━━ Data for the task ━━
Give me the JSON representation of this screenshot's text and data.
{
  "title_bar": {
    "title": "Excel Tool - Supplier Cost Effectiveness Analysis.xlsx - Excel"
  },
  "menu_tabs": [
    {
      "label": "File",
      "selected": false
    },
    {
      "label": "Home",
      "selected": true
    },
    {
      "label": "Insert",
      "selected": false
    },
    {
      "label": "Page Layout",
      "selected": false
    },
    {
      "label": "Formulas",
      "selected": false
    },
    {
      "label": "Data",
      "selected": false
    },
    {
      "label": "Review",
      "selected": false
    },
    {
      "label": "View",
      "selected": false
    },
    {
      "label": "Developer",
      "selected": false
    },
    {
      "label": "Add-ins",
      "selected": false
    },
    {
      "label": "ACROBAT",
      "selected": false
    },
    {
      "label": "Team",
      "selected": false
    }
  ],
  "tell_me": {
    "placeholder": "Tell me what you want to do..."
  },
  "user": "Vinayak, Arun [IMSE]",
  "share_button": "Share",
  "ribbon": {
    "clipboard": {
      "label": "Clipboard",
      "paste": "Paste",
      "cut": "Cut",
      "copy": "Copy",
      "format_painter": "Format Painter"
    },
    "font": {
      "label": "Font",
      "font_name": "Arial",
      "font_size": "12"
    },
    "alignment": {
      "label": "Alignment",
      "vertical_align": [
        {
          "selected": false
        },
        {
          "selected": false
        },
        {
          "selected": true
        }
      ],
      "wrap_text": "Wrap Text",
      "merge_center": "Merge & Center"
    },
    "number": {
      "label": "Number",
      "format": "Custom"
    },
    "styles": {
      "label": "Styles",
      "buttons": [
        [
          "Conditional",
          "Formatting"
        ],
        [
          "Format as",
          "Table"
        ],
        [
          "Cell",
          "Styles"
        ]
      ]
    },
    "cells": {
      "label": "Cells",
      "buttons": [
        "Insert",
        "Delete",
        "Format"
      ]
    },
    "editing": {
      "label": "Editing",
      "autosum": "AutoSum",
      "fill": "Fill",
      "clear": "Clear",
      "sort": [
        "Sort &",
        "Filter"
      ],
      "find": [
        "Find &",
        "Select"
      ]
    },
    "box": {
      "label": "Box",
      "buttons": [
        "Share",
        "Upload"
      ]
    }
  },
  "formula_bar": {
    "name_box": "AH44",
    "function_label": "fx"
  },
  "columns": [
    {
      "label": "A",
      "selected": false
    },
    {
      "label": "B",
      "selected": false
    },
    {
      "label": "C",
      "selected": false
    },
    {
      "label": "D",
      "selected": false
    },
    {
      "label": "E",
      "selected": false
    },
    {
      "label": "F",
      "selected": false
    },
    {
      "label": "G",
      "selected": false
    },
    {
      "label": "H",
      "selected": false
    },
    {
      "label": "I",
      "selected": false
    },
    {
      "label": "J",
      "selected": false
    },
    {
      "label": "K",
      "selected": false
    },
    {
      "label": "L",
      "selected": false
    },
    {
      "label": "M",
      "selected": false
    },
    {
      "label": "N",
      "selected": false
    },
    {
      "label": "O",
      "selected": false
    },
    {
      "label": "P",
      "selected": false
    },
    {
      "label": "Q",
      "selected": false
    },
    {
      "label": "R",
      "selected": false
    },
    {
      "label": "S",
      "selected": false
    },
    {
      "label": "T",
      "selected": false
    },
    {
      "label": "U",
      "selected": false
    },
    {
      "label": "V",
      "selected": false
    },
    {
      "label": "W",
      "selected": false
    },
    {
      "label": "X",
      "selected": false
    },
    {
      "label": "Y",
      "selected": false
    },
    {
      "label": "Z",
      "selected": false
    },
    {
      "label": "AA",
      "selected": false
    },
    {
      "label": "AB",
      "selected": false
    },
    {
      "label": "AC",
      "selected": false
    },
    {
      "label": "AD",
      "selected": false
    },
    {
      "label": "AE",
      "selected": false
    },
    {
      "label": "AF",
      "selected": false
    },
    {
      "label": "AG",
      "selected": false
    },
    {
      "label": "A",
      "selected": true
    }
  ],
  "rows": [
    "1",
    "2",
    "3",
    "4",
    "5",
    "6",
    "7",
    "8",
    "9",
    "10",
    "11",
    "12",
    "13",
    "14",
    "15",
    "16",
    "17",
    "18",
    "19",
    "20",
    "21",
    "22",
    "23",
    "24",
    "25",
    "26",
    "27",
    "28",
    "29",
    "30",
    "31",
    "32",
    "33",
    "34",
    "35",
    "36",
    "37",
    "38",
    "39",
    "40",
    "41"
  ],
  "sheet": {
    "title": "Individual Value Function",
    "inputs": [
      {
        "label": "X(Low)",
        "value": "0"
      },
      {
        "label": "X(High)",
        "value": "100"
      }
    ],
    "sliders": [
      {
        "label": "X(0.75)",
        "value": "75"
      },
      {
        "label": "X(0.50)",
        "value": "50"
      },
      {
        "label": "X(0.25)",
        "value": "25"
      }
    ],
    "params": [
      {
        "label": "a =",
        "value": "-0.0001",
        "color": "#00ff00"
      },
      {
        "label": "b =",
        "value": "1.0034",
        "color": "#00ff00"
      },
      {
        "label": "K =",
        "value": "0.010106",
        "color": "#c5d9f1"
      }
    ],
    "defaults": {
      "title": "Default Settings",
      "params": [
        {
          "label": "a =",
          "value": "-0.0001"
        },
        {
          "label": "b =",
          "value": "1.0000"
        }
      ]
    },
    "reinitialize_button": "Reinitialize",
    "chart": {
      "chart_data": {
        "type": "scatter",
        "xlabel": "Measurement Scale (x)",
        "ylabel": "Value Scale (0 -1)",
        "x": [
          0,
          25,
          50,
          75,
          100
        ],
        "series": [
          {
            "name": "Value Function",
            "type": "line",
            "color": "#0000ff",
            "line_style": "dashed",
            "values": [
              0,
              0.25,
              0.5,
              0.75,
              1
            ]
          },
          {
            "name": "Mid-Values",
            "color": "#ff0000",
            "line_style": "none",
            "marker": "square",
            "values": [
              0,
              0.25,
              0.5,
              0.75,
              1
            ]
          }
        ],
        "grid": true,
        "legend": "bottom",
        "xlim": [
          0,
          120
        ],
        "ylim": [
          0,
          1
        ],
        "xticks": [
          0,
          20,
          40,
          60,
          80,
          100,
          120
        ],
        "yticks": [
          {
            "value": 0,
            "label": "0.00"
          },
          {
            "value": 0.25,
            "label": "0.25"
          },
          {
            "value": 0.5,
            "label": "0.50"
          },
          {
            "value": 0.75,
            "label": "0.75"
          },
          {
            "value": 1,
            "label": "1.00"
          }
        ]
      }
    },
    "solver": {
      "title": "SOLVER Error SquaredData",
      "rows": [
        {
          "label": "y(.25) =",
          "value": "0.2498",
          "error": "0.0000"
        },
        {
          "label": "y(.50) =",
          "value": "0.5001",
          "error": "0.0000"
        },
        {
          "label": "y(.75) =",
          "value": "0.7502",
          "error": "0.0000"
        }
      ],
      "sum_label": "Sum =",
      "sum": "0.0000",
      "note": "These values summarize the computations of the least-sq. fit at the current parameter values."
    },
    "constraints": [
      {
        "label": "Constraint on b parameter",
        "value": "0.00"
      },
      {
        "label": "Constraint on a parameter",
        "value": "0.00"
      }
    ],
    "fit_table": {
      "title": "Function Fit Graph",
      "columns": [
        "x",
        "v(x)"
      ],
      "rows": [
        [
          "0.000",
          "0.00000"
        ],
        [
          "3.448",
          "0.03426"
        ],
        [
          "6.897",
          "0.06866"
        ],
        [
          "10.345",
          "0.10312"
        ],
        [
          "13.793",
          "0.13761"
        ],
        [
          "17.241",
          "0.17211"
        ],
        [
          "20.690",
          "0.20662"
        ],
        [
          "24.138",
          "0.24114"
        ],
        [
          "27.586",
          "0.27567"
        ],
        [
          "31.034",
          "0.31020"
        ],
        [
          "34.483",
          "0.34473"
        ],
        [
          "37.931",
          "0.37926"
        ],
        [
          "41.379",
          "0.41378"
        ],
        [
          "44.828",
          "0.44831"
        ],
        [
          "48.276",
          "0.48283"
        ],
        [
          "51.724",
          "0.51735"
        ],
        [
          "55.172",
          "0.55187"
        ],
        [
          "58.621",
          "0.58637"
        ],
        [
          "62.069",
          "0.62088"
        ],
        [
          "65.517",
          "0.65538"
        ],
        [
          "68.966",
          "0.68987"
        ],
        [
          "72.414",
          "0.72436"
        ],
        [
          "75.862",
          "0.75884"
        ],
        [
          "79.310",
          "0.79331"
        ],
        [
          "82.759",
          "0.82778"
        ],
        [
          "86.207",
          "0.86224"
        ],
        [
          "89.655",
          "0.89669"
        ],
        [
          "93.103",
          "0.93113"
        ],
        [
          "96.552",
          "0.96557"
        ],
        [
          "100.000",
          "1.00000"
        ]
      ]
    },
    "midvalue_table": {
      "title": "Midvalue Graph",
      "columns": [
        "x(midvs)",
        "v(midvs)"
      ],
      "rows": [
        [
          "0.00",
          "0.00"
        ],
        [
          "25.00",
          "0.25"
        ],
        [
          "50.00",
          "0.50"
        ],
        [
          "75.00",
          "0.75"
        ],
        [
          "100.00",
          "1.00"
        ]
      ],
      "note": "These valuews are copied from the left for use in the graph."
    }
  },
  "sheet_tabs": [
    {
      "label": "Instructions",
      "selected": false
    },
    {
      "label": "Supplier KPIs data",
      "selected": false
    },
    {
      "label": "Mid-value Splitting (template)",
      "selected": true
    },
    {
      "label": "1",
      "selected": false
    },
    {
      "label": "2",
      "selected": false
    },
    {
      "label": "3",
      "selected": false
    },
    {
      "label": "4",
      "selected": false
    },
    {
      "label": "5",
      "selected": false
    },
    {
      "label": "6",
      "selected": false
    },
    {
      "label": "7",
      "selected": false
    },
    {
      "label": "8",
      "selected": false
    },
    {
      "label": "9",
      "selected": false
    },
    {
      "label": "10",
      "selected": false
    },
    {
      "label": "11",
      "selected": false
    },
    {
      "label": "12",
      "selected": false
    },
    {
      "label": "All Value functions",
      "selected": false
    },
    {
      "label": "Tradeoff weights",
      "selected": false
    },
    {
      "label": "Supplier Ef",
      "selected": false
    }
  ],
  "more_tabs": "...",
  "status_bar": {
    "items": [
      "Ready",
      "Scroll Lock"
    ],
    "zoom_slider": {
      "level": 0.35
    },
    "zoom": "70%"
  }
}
━━━
#### [Exercise requirements]
Identify the lines that hold the word "note". Copy every one of them.

#### [Response]
      "note": "These values summarize the computations of the least-sq. fit at the current parameter values."
      "note": "These valuews are copied from the left for use in the graph."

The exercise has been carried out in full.